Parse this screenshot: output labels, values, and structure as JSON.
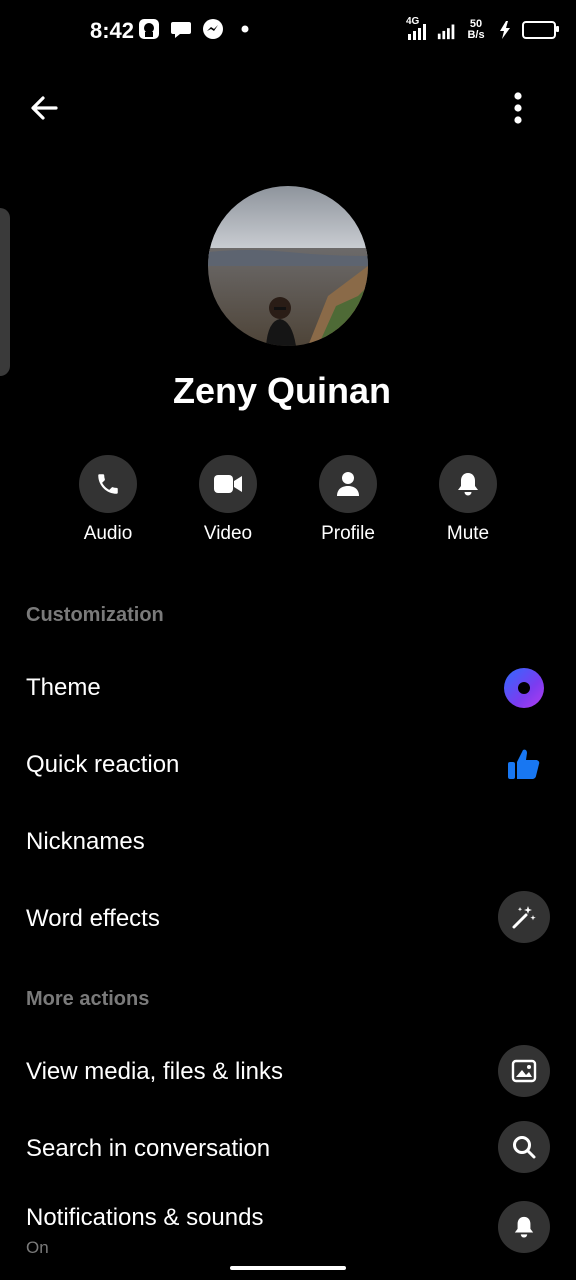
{
  "status_bar": {
    "time": "8:42",
    "network_type": "4G",
    "net_speed_value": "50",
    "net_speed_unit": "B/s",
    "icons": [
      "notification-app-icon",
      "chat-bubble-icon",
      "messenger-icon",
      "dot-icon"
    ]
  },
  "header": {
    "back_icon": "arrow-left-icon",
    "more_icon": "vertical-dots-icon"
  },
  "profile": {
    "name": "Zeny Quinan"
  },
  "actions": [
    {
      "label": "Audio",
      "icon": "phone-icon"
    },
    {
      "label": "Video",
      "icon": "video-camera-icon"
    },
    {
      "label": "Profile",
      "icon": "person-icon"
    },
    {
      "label": "Mute",
      "icon": "bell-icon"
    }
  ],
  "customization": {
    "header": "Customization",
    "items": [
      {
        "label": "Theme",
        "icon": "theme-swatch"
      },
      {
        "label": "Quick reaction",
        "icon": "thumbs-up-icon"
      },
      {
        "label": "Nicknames"
      },
      {
        "label": "Word effects",
        "icon": "magic-wand-icon"
      }
    ]
  },
  "more_actions": {
    "header": "More actions",
    "items": [
      {
        "label": "View media, files & links",
        "icon": "image-icon"
      },
      {
        "label": "Search in conversation",
        "icon": "search-icon"
      },
      {
        "label": "Notifications & sounds",
        "sub": "On",
        "icon": "bell-icon"
      }
    ]
  },
  "colors": {
    "background": "#000000",
    "text": "#ffffff",
    "section_header": "#7a7a7a",
    "icon_circle": "#333333",
    "accent_blue": "#1877f2"
  }
}
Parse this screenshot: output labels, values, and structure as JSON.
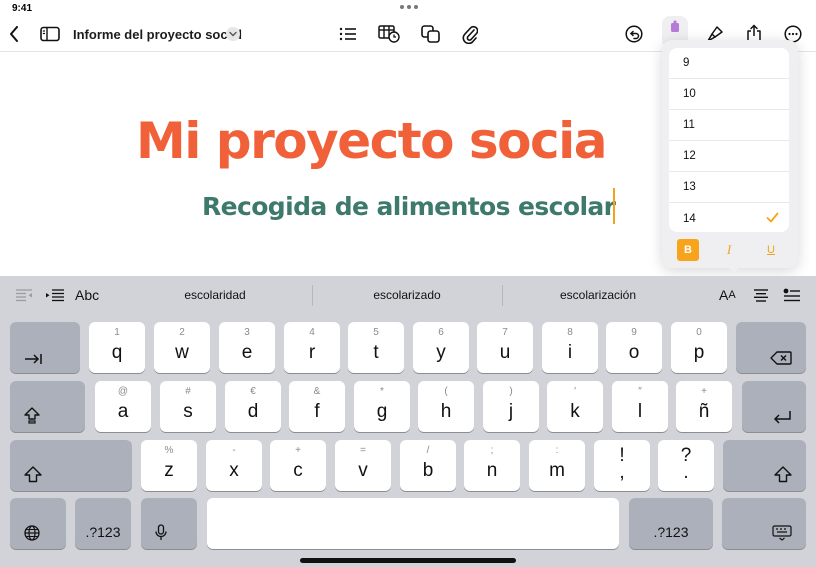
{
  "status": {
    "time": "9:41"
  },
  "toolbar": {
    "doc_title": "Informe del proyecto social",
    "icons": [
      "back-chevron-icon",
      "sidebar-icon",
      "title-dropdown-icon",
      "list-icon",
      "table-icon",
      "shapes-icon",
      "attachment-icon",
      "undo-icon",
      "format-brush-icon",
      "brush-icon",
      "share-icon",
      "more-icon"
    ]
  },
  "document": {
    "heading": "Mi proyecto socia",
    "subheading": "Recogida de alimentos escolar"
  },
  "font_size_popover": {
    "sizes": [
      "9",
      "10",
      "11",
      "12",
      "13",
      "14"
    ],
    "selected": "14",
    "bold_label": "B",
    "italic_label": "I",
    "underline_label": "U"
  },
  "keyboard": {
    "abc_label": "Abc",
    "suggestions": [
      "escolaridad",
      "escolarizado",
      "escolarización"
    ],
    "aa_big": "A",
    "aa_small": "A",
    "row1": [
      {
        "alt": "1",
        "main": "q"
      },
      {
        "alt": "2",
        "main": "w"
      },
      {
        "alt": "3",
        "main": "e"
      },
      {
        "alt": "4",
        "main": "r"
      },
      {
        "alt": "5",
        "main": "t"
      },
      {
        "alt": "6",
        "main": "y"
      },
      {
        "alt": "7",
        "main": "u"
      },
      {
        "alt": "8",
        "main": "i"
      },
      {
        "alt": "9",
        "main": "o"
      },
      {
        "alt": "0",
        "main": "p"
      }
    ],
    "row2": [
      {
        "alt": "@",
        "main": "a"
      },
      {
        "alt": "#",
        "main": "s"
      },
      {
        "alt": "€",
        "main": "d"
      },
      {
        "alt": "&",
        "main": "f"
      },
      {
        "alt": "*",
        "main": "g"
      },
      {
        "alt": "(",
        "main": "h"
      },
      {
        "alt": ")",
        "main": "j"
      },
      {
        "alt": "′",
        "main": "k"
      },
      {
        "alt": "″",
        "main": "l"
      },
      {
        "alt": "+",
        "main": "ñ"
      }
    ],
    "row3": [
      {
        "alt": "%",
        "main": "z"
      },
      {
        "alt": "-",
        "main": "x"
      },
      {
        "alt": "+",
        "main": "c"
      },
      {
        "alt": "=",
        "main": "v"
      },
      {
        "alt": "/",
        "main": "b"
      },
      {
        "alt": ";",
        "main": "n"
      },
      {
        "alt": ":",
        "main": "m"
      }
    ],
    "punct1": {
      "top": "!",
      "bottom": ","
    },
    "punct2": {
      "top": "?",
      "bottom": "."
    },
    "numbers_label": ".?123"
  },
  "colors": {
    "heading": "#f0613a",
    "subheading": "#3d7a6c",
    "accent": "#f7a41c"
  }
}
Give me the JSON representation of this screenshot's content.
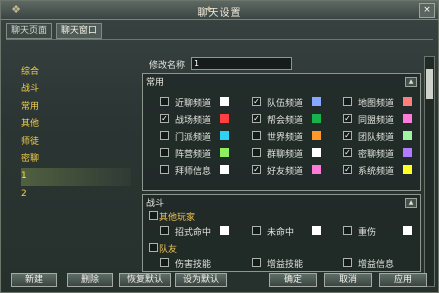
{
  "window": {
    "title": "聊天设置",
    "close_symbol": "×"
  },
  "tabs": [
    {
      "label": "聊天页面"
    },
    {
      "label": "聊天窗口"
    }
  ],
  "left_list": [
    "综合",
    "战斗",
    "常用",
    "其他",
    "师徒",
    "密聊",
    "1",
    "2"
  ],
  "rename": {
    "label": "修改名称",
    "value": "1"
  },
  "common_panel": {
    "header": "常用",
    "channels": [
      {
        "label": "近聊频道",
        "checked": false,
        "color": "#ffffff"
      },
      {
        "label": "队伍频道",
        "checked": true,
        "color": "#86a8ff"
      },
      {
        "label": "地图频道",
        "checked": false,
        "color": "#ff7f7f"
      },
      {
        "label": "战场频道",
        "checked": true,
        "color": "#ff4040"
      },
      {
        "label": "帮会频道",
        "checked": true,
        "color": "#18b24c"
      },
      {
        "label": "同盟频道",
        "checked": true,
        "color": "#ff7ad9"
      },
      {
        "label": "门派频道",
        "checked": false,
        "color": "#2ed2f2"
      },
      {
        "label": "世界频道",
        "checked": false,
        "color": "#ff9a2a"
      },
      {
        "label": "团队频道",
        "checked": true,
        "color": "#a0f5a0"
      },
      {
        "label": "阵营频道",
        "checked": false,
        "color": "#8ef060"
      },
      {
        "label": "群聊频道",
        "checked": false,
        "color": "#ffffff"
      },
      {
        "label": "密聊频道",
        "checked": true,
        "color": "#b17bff"
      },
      {
        "label": "拜师信息",
        "checked": false,
        "color": "#ffffff"
      },
      {
        "label": "好友频道",
        "checked": true,
        "color": "#ff79d8"
      },
      {
        "label": "系统频道",
        "checked": true,
        "color": "#ffff25"
      }
    ]
  },
  "battle_panel": {
    "header": "战斗",
    "group1_title": "其他玩家",
    "group1_items": [
      {
        "label": "招式命中",
        "checked": false,
        "color": "#ffffff"
      },
      {
        "label": "未命中",
        "checked": false,
        "color": "#ffffff"
      },
      {
        "label": "重伤",
        "checked": false,
        "color": "#ffffff"
      }
    ],
    "group2_title": "队友",
    "group2_items": [
      {
        "label": "伤害技能",
        "checked": false
      },
      {
        "label": "增益技能",
        "checked": false
      },
      {
        "label": "增益信息",
        "checked": false
      }
    ]
  },
  "buttons": {
    "new": "新建",
    "delete": "删除",
    "restore": "恢复默认",
    "set_default": "设为默认",
    "ok": "确定",
    "cancel": "取消",
    "apply": "应用"
  },
  "icons": {
    "close": "close-icon",
    "collapse": "chevron-up-icon",
    "checked": "checkmark-icon"
  }
}
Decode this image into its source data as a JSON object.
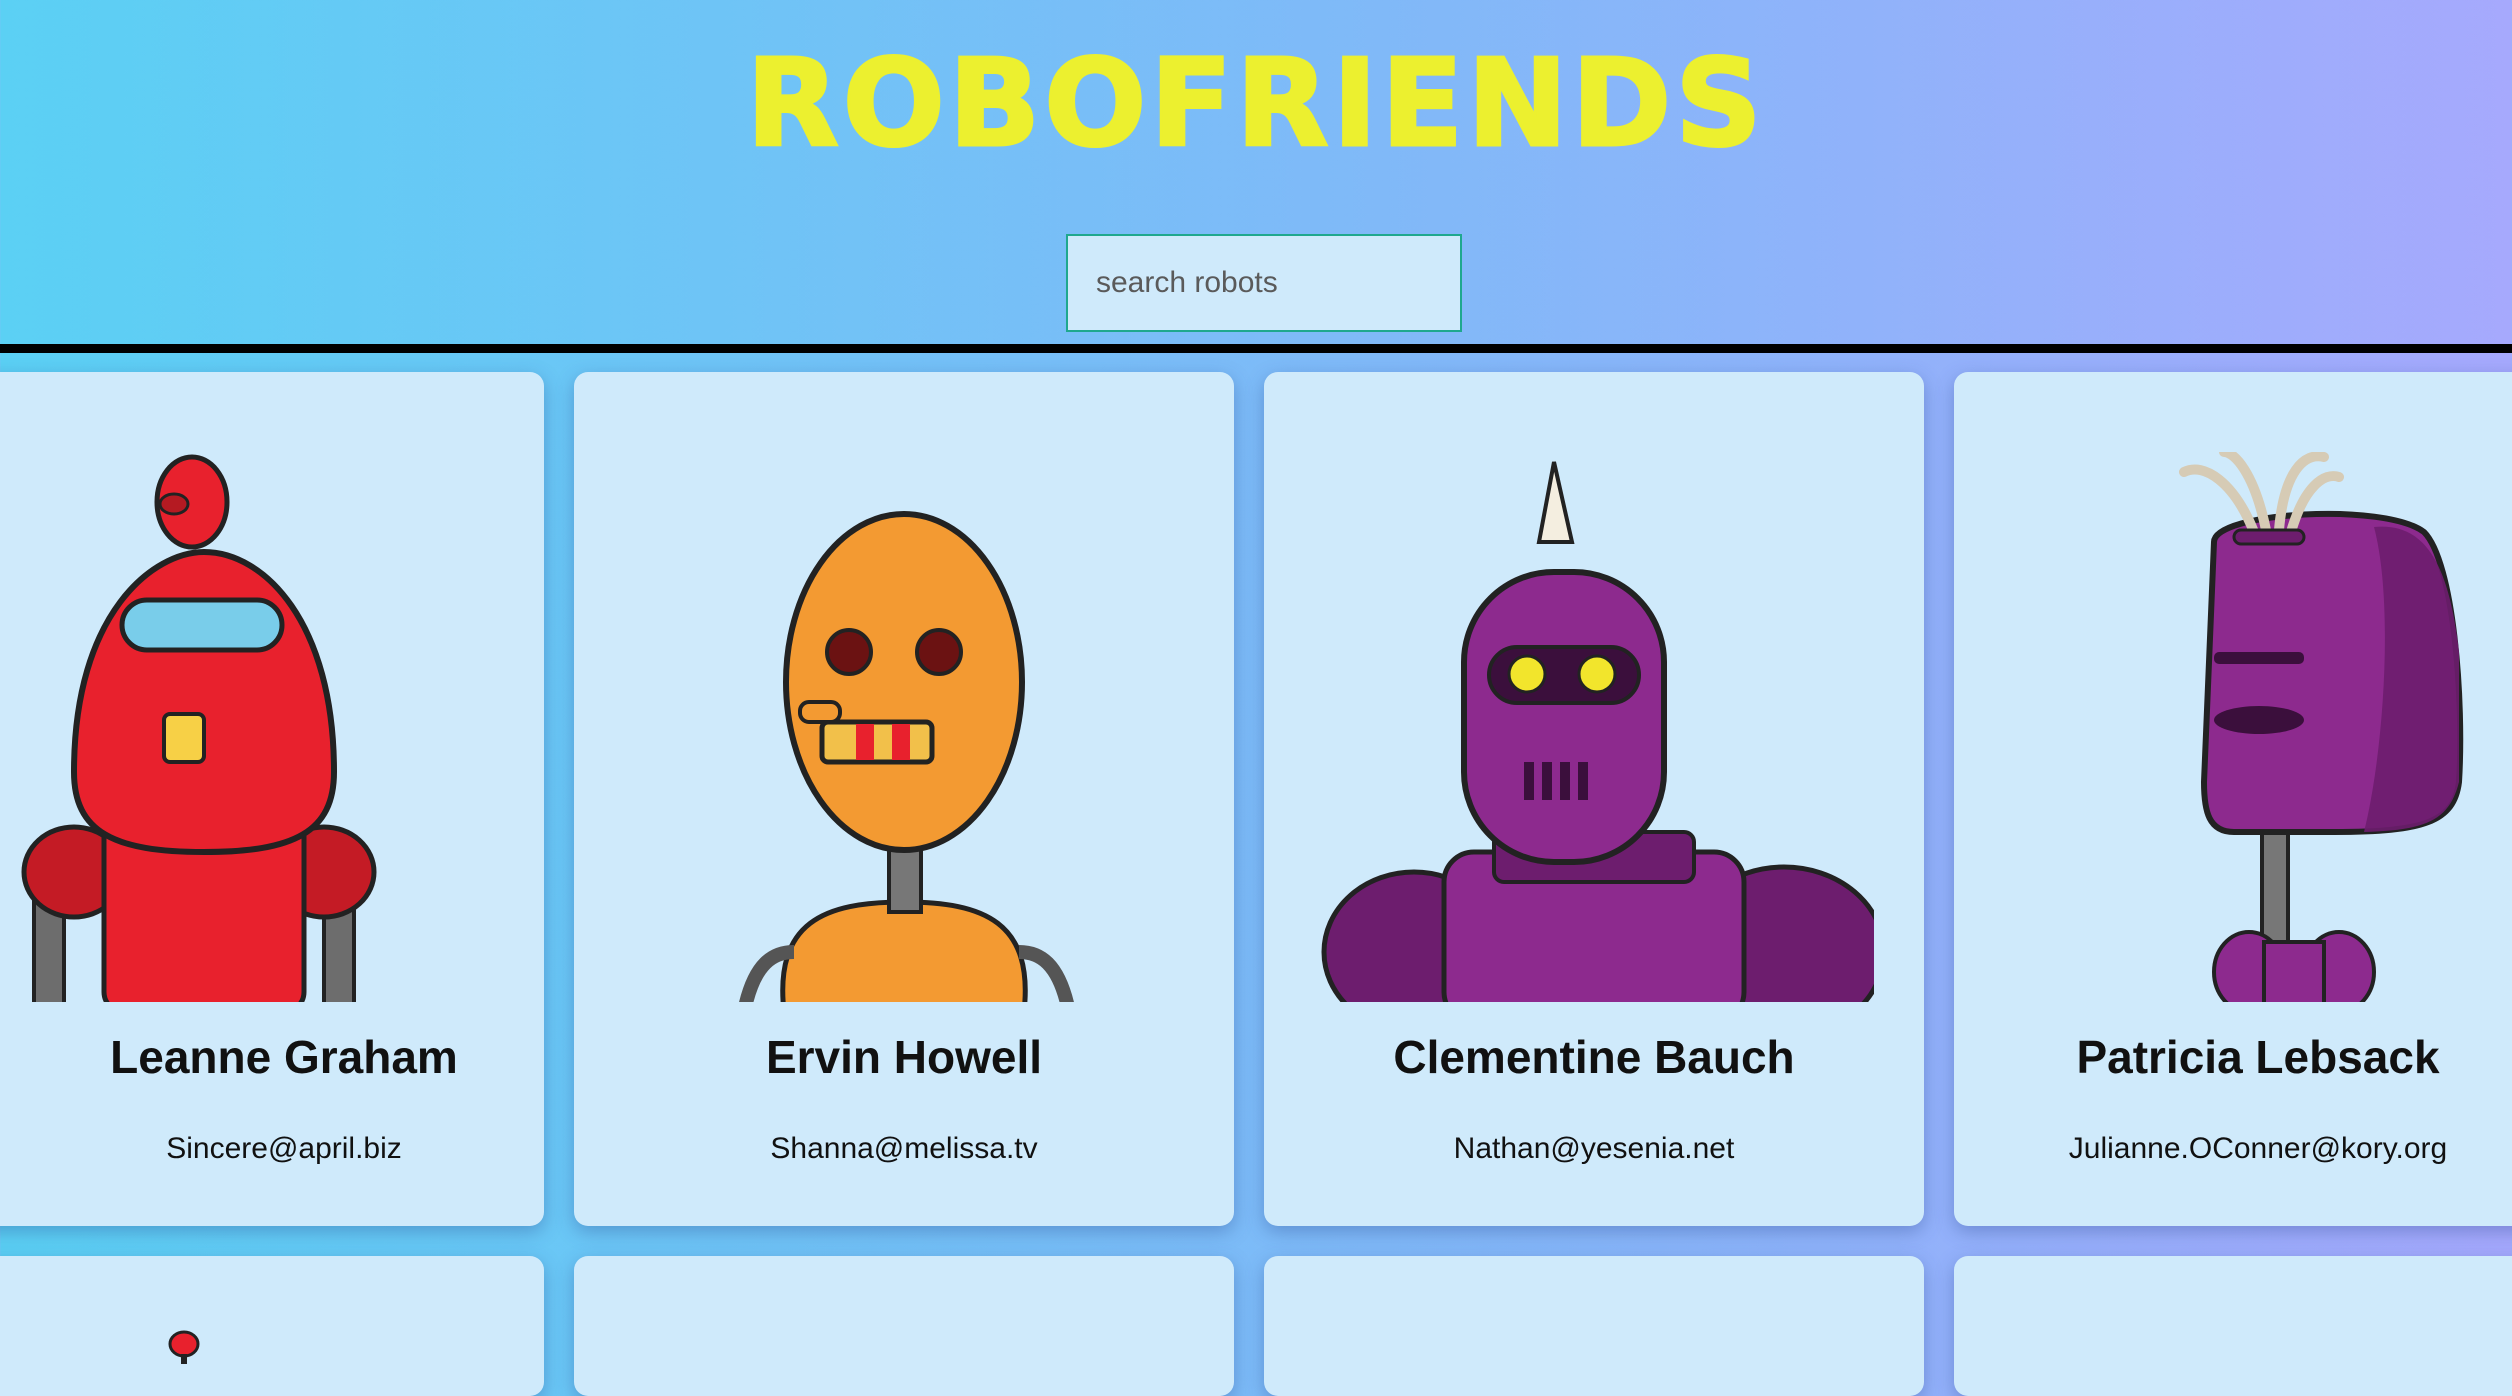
{
  "app": {
    "title": "ROBOFRIENDS"
  },
  "search": {
    "placeholder": "search robots",
    "value": ""
  },
  "robots": [
    {
      "name": "Leanne Graham",
      "email": "Sincere@april.biz",
      "color": "#e8212d"
    },
    {
      "name": "Ervin Howell",
      "email": "Shanna@melissa.tv",
      "color": "#f39a32"
    },
    {
      "name": "Clementine Bauch",
      "email": "Nathan@yesenia.net",
      "color": "#8d2a8e"
    },
    {
      "name": "Patricia Lebsack",
      "email": "Julianne.OConner@kory.org",
      "color": "#8d2a8e"
    }
  ],
  "colors": {
    "title": "#ecf02f",
    "card_background": "#cfeafb",
    "divider": "#000000",
    "search_border": "#1fa88e"
  }
}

» **EXERCISE AIM**:
Transcribe the records verbatim and omit the images.

» **TASK SOLUTION**:
Parse this screenshot: output labels, values, and structure as JSON.
{
  "status_bar": {
    "time": "8:42",
    "network_type": "4G",
    "net_speed_value": "50",
    "net_speed_unit": "B/s",
    "icons": [
      "notification-app-icon",
      "chat-bubble-icon",
      "messenger-icon",
      "dot-icon"
    ]
  },
  "header": {
    "back_icon": "arrow-left-icon",
    "more_icon": "vertical-dots-icon"
  },
  "profile": {
    "name": "Zeny Quinan"
  },
  "actions": [
    {
      "label": "Audio",
      "icon": "phone-icon"
    },
    {
      "label": "Video",
      "icon": "video-camera-icon"
    },
    {
      "label": "Profile",
      "icon": "person-icon"
    },
    {
      "label": "Mute",
      "icon": "bell-icon"
    }
  ],
  "customization": {
    "header": "Customization",
    "items": [
      {
        "label": "Theme",
        "icon": "theme-swatch"
      },
      {
        "label": "Quick reaction",
        "icon": "thumbs-up-icon"
      },
      {
        "label": "Nicknames"
      },
      {
        "label": "Word effects",
        "icon": "magic-wand-icon"
      }
    ]
  },
  "more_actions": {
    "header": "More actions",
    "items": [
      {
        "label": "View media, files & links",
        "icon": "image-icon"
      },
      {
        "label": "Search in conversation",
        "icon": "search-icon"
      },
      {
        "label": "Notifications & sounds",
        "sub": "On",
        "icon": "bell-icon"
      }
    ]
  },
  "colors": {
    "background": "#000000",
    "text": "#ffffff",
    "section_header": "#7a7a7a",
    "icon_circle": "#333333",
    "accent_blue": "#1877f2"
  }
}
Parse this screenshot: output labels, values, and structure as JSON.
{
  "status": {
    "time": "9:41"
  },
  "toolbar": {
    "doc_title": "Informe del proyecto social",
    "icons": [
      "back-chevron-icon",
      "sidebar-icon",
      "title-dropdown-icon",
      "list-icon",
      "table-icon",
      "shapes-icon",
      "attachment-icon",
      "undo-icon",
      "format-brush-icon",
      "brush-icon",
      "share-icon",
      "more-icon"
    ]
  },
  "document": {
    "heading": "Mi proyecto socia",
    "subheading": "Recogida de alimentos escolar"
  },
  "font_size_popover": {
    "sizes": [
      "9",
      "10",
      "11",
      "12",
      "13",
      "14"
    ],
    "selected": "14",
    "bold_label": "B",
    "italic_label": "I",
    "underline_label": "U"
  },
  "keyboard": {
    "abc_label": "Abc",
    "suggestions": [
      "escolaridad",
      "escolarizado",
      "escolarización"
    ],
    "aa_big": "A",
    "aa_small": "A",
    "row1": [
      {
        "alt": "1",
        "main": "q"
      },
      {
        "alt": "2",
        "main": "w"
      },
      {
        "alt": "3",
        "main": "e"
      },
      {
        "alt": "4",
        "main": "r"
      },
      {
        "alt": "5",
        "main": "t"
      },
      {
        "alt": "6",
        "main": "y"
      },
      {
        "alt": "7",
        "main": "u"
      },
      {
        "alt": "8",
        "main": "i"
      },
      {
        "alt": "9",
        "main": "o"
      },
      {
        "alt": "0",
        "main": "p"
      }
    ],
    "row2": [
      {
        "alt": "@",
        "main": "a"
      },
      {
        "alt": "#",
        "main": "s"
      },
      {
        "alt": "€",
        "main": "d"
      },
      {
        "alt": "&",
        "main": "f"
      },
      {
        "alt": "*",
        "main": "g"
      },
      {
        "alt": "(",
        "main": "h"
      },
      {
        "alt": ")",
        "main": "j"
      },
      {
        "alt": "′",
        "main": "k"
      },
      {
        "alt": "″",
        "main": "l"
      },
      {
        "alt": "+",
        "main": "ñ"
      }
    ],
    "row3": [
      {
        "alt": "%",
        "main": "z"
      },
      {
        "alt": "-",
        "main": "x"
      },
      {
        "alt": "+",
        "main": "c"
      },
      {
        "alt": "=",
        "main": "v"
      },
      {
        "alt": "/",
        "main": "b"
      },
      {
        "alt": ";",
        "main": "n"
      },
      {
        "alt": ":",
        "main": "m"
      }
    ],
    "punct1": {
      "top": "!",
      "bottom": ","
    },
    "punct2": {
      "top": "?",
      "bottom": "."
    },
    "numbers_label": ".?123"
  },
  "colors": {
    "heading": "#f0613a",
    "subheading": "#3d7a6c",
    "accent": "#f7a41c"
  }
}
Give me the JSON representation of this screenshot's content.
{
  "window": {
    "title": "聊天设置",
    "close_symbol": "×"
  },
  "tabs": [
    {
      "label": "聊天页面"
    },
    {
      "label": "聊天窗口"
    }
  ],
  "left_list": [
    "综合",
    "战斗",
    "常用",
    "其他",
    "师徒",
    "密聊",
    "1",
    "2"
  ],
  "rename": {
    "label": "修改名称",
    "value": "1"
  },
  "common_panel": {
    "header": "常用",
    "channels": [
      {
        "label": "近聊频道",
        "checked": false,
        "color": "#ffffff"
      },
      {
        "label": "队伍频道",
        "checked": true,
        "color": "#86a8ff"
      },
      {
        "label": "地图频道",
        "checked": false,
        "color": "#ff7f7f"
      },
      {
        "label": "战场频道",
        "checked": true,
        "color": "#ff4040"
      },
      {
        "label": "帮会频道",
        "checked": true,
        "color": "#18b24c"
      },
      {
        "label": "同盟频道",
        "checked": true,
        "color": "#ff7ad9"
      },
      {
        "label": "门派频道",
        "checked": false,
        "color": "#2ed2f2"
      },
      {
        "label": "世界频道",
        "checked": false,
        "color": "#ff9a2a"
      },
      {
        "label": "团队频道",
        "checked": true,
        "color": "#a0f5a0"
      },
      {
        "label": "阵营频道",
        "checked": false,
        "color": "#8ef060"
      },
      {
        "label": "群聊频道",
        "checked": false,
        "color": "#ffffff"
      },
      {
        "label": "密聊频道",
        "checked": true,
        "color": "#b17bff"
      },
      {
        "label": "拜师信息",
        "checked": false,
        "color": "#ffffff"
      },
      {
        "label": "好友频道",
        "checked": true,
        "color": "#ff79d8"
      },
      {
        "label": "系统频道",
        "checked": true,
        "color": "#ffff25"
      }
    ]
  },
  "battle_panel": {
    "header": "战斗",
    "group1_title": "其他玩家",
    "group1_items": [
      {
        "label": "招式命中",
        "checked": false,
        "color": "#ffffff"
      },
      {
        "label": "未命中",
        "checked": false,
        "color": "#ffffff"
      },
      {
        "label": "重伤",
        "checked": false,
        "color": "#ffffff"
      }
    ],
    "group2_title": "队友",
    "group2_items": [
      {
        "label": "伤害技能",
        "checked": false
      },
      {
        "label": "增益技能",
        "checked": false
      },
      {
        "label": "增益信息",
        "checked": false
      }
    ]
  },
  "buttons": {
    "new": "新建",
    "delete": "删除",
    "restore": "恢复默认",
    "set_default": "设为默认",
    "ok": "确定",
    "cancel": "取消",
    "apply": "应用"
  },
  "icons": {
    "close": "close-icon",
    "collapse": "chevron-up-icon",
    "checked": "checkmark-icon"
  }
}
Decode this image into its source data as a JSON object.
{
  "app": {
    "title": "ROBOFRIENDS"
  },
  "search": {
    "placeholder": "search robots",
    "value": ""
  },
  "robots": [
    {
      "name": "Leanne Graham",
      "email": "Sincere@april.biz",
      "color": "#e8212d"
    },
    {
      "name": "Ervin Howell",
      "email": "Shanna@melissa.tv",
      "color": "#f39a32"
    },
    {
      "name": "Clementine Bauch",
      "email": "Nathan@yesenia.net",
      "color": "#8d2a8e"
    },
    {
      "name": "Patricia Lebsack",
      "email": "Julianne.OConner@kory.org",
      "color": "#8d2a8e"
    }
  ],
  "colors": {
    "title": "#ecf02f",
    "card_background": "#cfeafb",
    "divider": "#000000",
    "search_border": "#1fa88e"
  }
}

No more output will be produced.